● Data in this exercise
☆ ☆ ☆ ☆ ☆

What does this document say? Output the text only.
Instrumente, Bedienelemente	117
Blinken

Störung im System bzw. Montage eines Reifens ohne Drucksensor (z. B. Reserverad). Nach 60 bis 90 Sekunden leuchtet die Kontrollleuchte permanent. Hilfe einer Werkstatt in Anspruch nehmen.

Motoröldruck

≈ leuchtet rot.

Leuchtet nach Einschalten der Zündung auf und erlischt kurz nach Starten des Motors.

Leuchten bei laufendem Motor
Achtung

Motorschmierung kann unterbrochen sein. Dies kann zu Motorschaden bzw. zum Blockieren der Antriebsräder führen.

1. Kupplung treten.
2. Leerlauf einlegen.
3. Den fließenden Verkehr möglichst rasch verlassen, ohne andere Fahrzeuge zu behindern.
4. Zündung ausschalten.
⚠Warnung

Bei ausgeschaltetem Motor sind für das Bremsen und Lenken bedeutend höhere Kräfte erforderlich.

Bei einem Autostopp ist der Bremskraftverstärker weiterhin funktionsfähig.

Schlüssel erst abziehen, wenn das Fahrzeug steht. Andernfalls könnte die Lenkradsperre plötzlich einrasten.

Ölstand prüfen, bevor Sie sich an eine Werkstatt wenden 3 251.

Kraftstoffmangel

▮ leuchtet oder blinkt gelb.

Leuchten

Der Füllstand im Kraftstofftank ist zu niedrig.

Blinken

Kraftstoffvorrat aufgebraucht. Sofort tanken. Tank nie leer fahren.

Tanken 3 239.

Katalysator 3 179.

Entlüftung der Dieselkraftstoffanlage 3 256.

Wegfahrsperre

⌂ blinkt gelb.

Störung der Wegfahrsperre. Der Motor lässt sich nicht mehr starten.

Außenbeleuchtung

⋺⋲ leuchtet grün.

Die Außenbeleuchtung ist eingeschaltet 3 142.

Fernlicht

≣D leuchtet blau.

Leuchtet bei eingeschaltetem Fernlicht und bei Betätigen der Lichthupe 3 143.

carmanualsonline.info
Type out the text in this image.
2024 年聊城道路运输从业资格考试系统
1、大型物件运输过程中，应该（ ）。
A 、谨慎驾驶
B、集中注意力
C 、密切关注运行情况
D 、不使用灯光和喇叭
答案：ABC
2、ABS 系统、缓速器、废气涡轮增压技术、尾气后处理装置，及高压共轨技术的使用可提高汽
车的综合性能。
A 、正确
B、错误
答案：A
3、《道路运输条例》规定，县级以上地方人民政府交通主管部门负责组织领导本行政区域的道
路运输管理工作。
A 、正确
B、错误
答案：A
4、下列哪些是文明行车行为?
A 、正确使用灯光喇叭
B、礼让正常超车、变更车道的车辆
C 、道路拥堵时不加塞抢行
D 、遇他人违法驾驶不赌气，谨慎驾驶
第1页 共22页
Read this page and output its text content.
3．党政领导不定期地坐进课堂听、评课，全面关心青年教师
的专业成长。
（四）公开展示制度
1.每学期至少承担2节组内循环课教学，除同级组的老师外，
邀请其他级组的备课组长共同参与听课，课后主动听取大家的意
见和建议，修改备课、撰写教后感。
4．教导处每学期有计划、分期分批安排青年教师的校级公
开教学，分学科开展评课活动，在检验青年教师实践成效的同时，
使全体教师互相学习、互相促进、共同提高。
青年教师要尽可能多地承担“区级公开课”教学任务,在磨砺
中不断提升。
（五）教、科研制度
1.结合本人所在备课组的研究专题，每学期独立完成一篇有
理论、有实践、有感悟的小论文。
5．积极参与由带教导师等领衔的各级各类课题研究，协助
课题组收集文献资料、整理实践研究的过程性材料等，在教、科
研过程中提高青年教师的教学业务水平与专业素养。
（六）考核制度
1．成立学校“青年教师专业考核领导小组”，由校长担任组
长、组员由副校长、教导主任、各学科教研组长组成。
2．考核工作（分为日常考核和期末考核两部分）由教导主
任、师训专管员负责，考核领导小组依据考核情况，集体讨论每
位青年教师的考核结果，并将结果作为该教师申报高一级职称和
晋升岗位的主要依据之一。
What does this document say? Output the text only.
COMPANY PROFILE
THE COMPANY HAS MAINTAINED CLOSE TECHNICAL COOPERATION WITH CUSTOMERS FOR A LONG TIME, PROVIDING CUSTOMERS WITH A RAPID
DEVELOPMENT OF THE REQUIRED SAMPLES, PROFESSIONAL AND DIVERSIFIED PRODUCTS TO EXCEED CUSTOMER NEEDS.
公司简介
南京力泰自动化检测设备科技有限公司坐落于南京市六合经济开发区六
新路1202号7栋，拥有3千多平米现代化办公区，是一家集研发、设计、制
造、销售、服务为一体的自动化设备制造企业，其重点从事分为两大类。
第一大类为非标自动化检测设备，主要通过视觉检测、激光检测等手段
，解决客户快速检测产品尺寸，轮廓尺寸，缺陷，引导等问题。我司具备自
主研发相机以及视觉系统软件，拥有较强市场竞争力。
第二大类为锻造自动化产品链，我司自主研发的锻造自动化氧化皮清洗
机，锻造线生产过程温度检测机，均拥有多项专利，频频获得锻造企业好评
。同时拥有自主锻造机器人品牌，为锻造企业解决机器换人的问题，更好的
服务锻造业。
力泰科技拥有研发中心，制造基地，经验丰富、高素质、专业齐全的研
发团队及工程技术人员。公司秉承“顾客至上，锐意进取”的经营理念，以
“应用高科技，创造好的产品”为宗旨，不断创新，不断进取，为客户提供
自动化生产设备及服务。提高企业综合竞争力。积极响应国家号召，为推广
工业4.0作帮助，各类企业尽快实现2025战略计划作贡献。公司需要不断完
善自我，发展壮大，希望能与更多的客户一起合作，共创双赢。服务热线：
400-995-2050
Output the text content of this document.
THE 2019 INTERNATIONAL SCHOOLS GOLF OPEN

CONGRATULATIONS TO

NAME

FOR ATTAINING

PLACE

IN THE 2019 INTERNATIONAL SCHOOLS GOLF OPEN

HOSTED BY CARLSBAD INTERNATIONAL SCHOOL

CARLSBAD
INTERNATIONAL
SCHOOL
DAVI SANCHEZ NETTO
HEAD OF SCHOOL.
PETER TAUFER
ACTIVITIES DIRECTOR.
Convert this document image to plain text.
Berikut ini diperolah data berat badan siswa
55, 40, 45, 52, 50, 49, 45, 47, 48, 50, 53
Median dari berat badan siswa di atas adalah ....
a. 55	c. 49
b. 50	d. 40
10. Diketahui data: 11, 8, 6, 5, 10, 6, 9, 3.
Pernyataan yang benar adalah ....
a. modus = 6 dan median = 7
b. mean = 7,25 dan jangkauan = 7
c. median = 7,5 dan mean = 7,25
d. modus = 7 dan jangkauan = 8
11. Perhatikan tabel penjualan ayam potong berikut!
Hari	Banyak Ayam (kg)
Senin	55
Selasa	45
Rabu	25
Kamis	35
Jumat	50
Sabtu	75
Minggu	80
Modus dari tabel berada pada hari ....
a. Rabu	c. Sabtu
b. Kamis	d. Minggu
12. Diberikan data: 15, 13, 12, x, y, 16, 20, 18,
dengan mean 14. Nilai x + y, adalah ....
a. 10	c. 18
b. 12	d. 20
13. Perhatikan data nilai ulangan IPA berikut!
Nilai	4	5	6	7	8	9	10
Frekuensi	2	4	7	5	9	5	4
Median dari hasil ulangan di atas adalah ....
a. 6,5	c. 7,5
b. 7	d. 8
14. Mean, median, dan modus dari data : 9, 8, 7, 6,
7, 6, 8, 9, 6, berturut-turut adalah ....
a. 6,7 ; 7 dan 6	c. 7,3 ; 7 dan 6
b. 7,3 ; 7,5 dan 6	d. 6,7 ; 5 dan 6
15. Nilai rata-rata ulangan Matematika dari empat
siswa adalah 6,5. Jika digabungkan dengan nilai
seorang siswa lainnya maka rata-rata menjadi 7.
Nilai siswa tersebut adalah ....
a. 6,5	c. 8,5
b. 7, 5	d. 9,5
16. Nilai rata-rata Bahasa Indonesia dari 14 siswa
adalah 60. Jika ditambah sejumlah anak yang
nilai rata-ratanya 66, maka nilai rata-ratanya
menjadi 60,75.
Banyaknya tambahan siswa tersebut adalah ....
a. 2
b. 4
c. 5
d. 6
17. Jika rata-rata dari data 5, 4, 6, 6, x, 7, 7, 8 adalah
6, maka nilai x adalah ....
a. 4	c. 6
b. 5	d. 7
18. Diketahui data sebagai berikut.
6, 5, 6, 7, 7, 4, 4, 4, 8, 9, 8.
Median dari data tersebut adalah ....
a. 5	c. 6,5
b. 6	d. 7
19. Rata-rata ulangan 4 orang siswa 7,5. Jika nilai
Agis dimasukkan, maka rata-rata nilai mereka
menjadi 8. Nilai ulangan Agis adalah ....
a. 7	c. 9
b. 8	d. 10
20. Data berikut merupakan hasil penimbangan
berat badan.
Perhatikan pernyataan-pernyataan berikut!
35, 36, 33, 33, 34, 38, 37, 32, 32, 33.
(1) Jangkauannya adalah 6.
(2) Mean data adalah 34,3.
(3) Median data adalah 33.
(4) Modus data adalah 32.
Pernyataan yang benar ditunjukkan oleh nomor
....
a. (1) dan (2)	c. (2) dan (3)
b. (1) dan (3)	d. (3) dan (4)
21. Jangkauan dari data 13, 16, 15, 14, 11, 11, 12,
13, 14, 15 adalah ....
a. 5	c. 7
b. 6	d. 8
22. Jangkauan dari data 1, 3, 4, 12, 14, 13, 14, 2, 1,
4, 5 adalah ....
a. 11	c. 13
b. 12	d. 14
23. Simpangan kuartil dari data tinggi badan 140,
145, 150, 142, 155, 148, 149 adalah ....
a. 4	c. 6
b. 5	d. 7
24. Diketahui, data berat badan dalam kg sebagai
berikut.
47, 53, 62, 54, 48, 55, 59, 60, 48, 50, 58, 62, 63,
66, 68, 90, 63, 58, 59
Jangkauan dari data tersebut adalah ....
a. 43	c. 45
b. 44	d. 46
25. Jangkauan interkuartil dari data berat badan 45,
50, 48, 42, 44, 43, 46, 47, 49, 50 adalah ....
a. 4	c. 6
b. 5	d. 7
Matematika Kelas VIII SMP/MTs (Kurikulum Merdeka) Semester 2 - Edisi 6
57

☆ ☆ ☆ ☆ ☆

● What you need to do
For each line of the entries that includes "benar", show that line.

● The reply
Pernyataan yang benar adalah ....
Pernyataan yang benar ditunjukkan oleh nomor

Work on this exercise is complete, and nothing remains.